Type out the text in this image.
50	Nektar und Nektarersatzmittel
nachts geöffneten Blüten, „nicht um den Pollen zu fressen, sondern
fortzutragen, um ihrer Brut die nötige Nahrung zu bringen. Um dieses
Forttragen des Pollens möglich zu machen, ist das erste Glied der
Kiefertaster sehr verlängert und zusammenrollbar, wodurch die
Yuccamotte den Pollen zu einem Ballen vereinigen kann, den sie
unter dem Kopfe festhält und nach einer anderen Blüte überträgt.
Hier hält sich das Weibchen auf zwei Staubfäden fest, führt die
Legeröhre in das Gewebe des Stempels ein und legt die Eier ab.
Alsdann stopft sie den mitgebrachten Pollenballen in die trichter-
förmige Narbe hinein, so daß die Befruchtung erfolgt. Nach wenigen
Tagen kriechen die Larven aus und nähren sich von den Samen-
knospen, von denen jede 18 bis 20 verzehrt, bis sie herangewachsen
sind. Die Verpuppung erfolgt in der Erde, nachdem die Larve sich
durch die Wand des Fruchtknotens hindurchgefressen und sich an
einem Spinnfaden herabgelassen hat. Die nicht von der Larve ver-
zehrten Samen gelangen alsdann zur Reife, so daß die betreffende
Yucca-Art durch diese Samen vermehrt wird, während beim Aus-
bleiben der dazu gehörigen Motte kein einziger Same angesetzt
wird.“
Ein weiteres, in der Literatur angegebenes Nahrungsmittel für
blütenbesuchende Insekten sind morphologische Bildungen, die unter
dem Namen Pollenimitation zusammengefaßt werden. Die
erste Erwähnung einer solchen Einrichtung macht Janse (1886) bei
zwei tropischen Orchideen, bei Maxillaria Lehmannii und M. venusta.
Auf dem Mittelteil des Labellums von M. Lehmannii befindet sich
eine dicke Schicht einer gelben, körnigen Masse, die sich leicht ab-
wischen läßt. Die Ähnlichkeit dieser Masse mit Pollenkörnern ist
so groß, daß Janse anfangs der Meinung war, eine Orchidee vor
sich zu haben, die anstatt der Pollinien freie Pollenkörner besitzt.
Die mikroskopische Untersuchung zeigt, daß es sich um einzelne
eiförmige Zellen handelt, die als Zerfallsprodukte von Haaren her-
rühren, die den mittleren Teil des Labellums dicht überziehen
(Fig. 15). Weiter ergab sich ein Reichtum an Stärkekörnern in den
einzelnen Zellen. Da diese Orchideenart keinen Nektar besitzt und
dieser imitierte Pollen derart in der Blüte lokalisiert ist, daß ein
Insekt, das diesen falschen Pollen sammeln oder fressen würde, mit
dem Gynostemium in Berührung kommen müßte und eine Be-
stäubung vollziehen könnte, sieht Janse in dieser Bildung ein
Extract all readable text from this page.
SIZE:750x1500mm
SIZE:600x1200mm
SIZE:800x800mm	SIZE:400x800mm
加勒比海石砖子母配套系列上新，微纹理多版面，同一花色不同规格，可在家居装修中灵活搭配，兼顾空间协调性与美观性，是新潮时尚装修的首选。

======

Write the lines out verbatim, from the one with "Extract all readable text from this page." through the last line of the entries, and stop there.

SOLUTION TO THE EXERCISE |
Extract all readable text from this page.
SIZE:750x1500mm
SIZE:600x1200mm
SIZE:800x800mm	SIZE:400x800mm
加勒比海石砖子母配套系列上新，微纹理多版面，同一花色不同规格，可在家居装修中灵活搭配，兼顾空间协调性与美观性，是新潮时尚装修的首选。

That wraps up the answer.